Start Records for this task
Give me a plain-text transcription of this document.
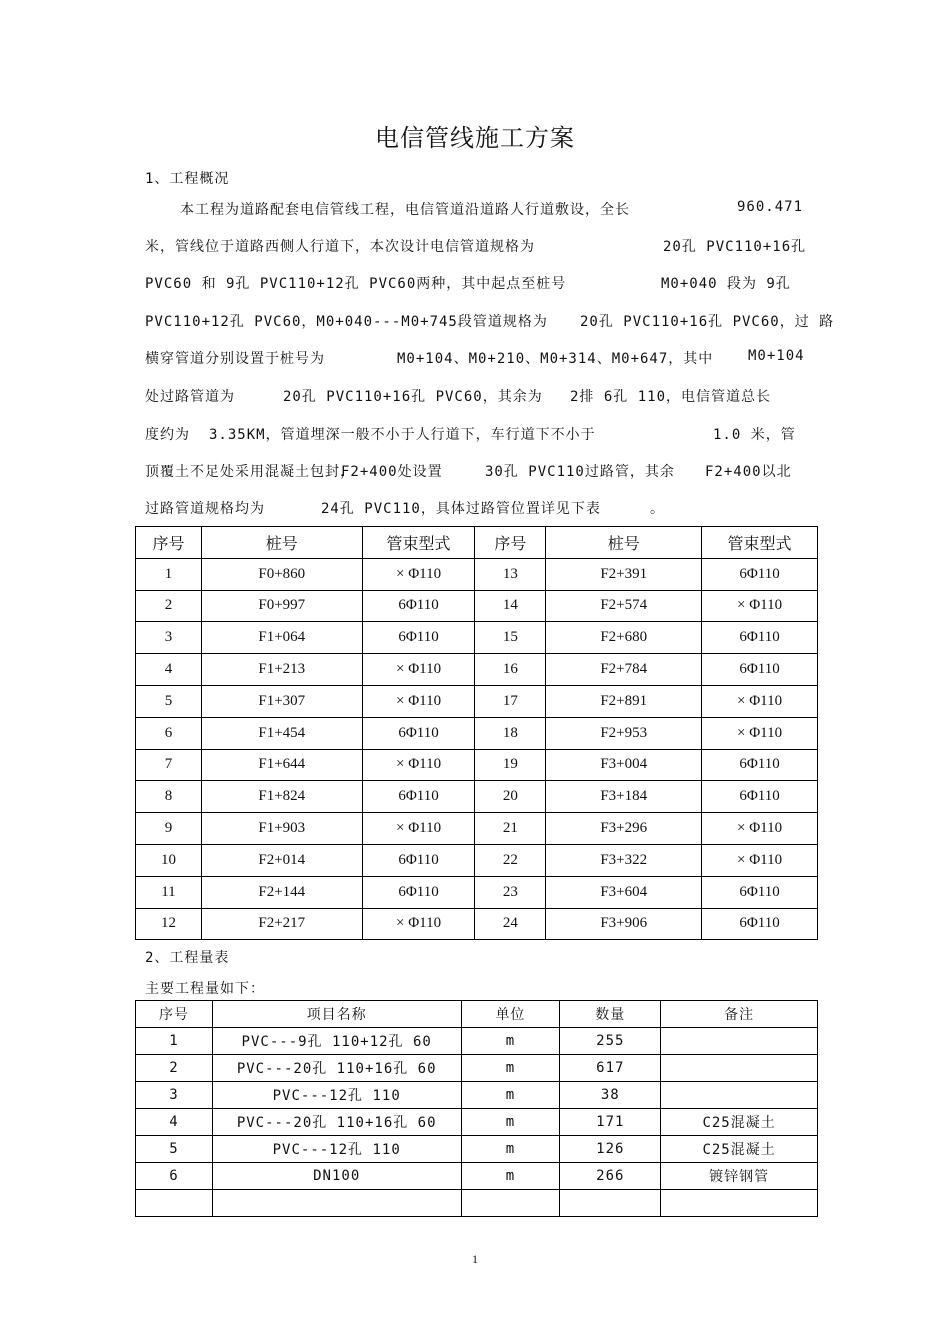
电信管线施工方案
1、工程概况
本工程为道路配套电信管线工程，电信管道沿道路人行道敷设，全长	960.471
米，管线位于道路西侧人行道下，本次设计电信管道规格为	20孔 PVC110+16孔
PVC60 和 9孔 PVC110+12孔 PVC60两种，其中起点至桩号	M0+040 段为 9孔
PVC110+12孔 PVC60，M0+040---M0+745段管道规格为 20孔 PVC110+16孔 PVC60，过 路
横穿管道分别设置于桩号为	M0+104、M0+210、M0+314、M0+647，其中 M0+104
处过路管道为	20孔 PVC110+16孔 PVC60，其余为 2排 6孔 110，电信管道总长
度约为 3.35KM，管道埋深一般不小于人行道下，车行道下不小于	1.0 米，管
顶覆土不足处采用混凝土包封，
F2+400处设置	30孔 PVC110过路管，其余 F2+400以北
过路管道规格均为	24孔 PVC110，具体过路管位置详见下表	。
序号	桩号	管束型式	序号	桩号	管束型式
1	F0+860	× Φ110	13	F2+391	6Φ110
2	F0+997	6Φ110	14	F2+574	× Φ110
3	F1+064	6Φ110	15	F2+680	6Φ110
4	F1+213	× Φ110	16	F2+784	6Φ110
5	F1+307	× Φ110	17	F2+891	× Φ110
6	F1+454	6Φ110	18	F2+953	× Φ110
7	F1+644	× Φ110	19	F3+004	6Φ110
8	F1+824	6Φ110	20	F3+184	6Φ110
9	F1+903	× Φ110	21	F3+296	× Φ110
10	F2+014	6Φ110	22	F3+322	× Φ110
11	F2+144	6Φ110	23	F3+604	6Φ110
12	F2+217	× Φ110	24	F3+906	6Φ110
2、工程量表
主要工程量如下：
序号	项目名称	单位	数量	备注
1	PVC---9孔 110+12孔 60	m	255	
2	PVC---20孔 110+16孔 60	m	617	
3	PVC---12孔 110	m	38	
4	PVC---20孔 110+16孔 60	m	171	C25混凝土
5	PVC---12孔 110	m	126	C25混凝土
6	DN100	m	266	镀锌钢管

1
End Records for this task
Exercise requirements -
Copy the records above exactly, leaving out every picture.

Answer for this exercise -
Give me a plain-text transcription of this document.
电信管线施工方案
1、工程概况
本工程为道路配套电信管线工程，电信管道沿道路人行道敷设，全长	960.471
米，管线位于道路西侧人行道下，本次设计电信管道规格为	20孔 PVC110+16孔
PVC60 和 9孔 PVC110+12孔 PVC60两种，其中起点至桩号	M0+040 段为 9孔
PVC110+12孔 PVC60，M0+040---M0+745段管道规格为 20孔 PVC110+16孔 PVC60，过 路
横穿管道分别设置于桩号为	M0+104、M0+210、M0+314、M0+647，其中 M0+104
处过路管道为	20孔 PVC110+16孔 PVC60，其余为 2排 6孔 110，电信管道总长
度约为 3.35KM，管道埋深一般不小于人行道下，车行道下不小于	1.0 米，管
顶覆土不足处采用混凝土包封，
F2+400处设置	30孔 PVC110过路管，其余 F2+400以北
过路管道规格均为	24孔 PVC110，具体过路管位置详见下表	。
序号	桩号	管束型式	序号	桩号	管束型式
1	F0+860	× Φ110	13	F2+391	6Φ110
2	F0+997	6Φ110	14	F2+574	× Φ110
3	F1+064	6Φ110	15	F2+680	6Φ110
4	F1+213	× Φ110	16	F2+784	6Φ110
5	F1+307	× Φ110	17	F2+891	× Φ110
6	F1+454	6Φ110	18	F2+953	× Φ110
7	F1+644	× Φ110	19	F3+004	6Φ110
8	F1+824	6Φ110	20	F3+184	6Φ110
9	F1+903	× Φ110	21	F3+296	× Φ110
10	F2+014	6Φ110	22	F3+322	× Φ110
11	F2+144	6Φ110	23	F3+604	6Φ110
12	F2+217	× Φ110	24	F3+906	6Φ110
2、工程量表
主要工程量如下：
序号	项目名称	单位	数量	备注
1	PVC---9孔 110+12孔 60	m	255	
2	PVC---20孔 110+16孔 60	m	617	
3	PVC---12孔 110	m	38	
4	PVC---20孔 110+16孔 60	m	171	C25混凝土
5	PVC---12孔 110	m	126	C25混凝土
6	DN100	m	266	镀锌钢管

1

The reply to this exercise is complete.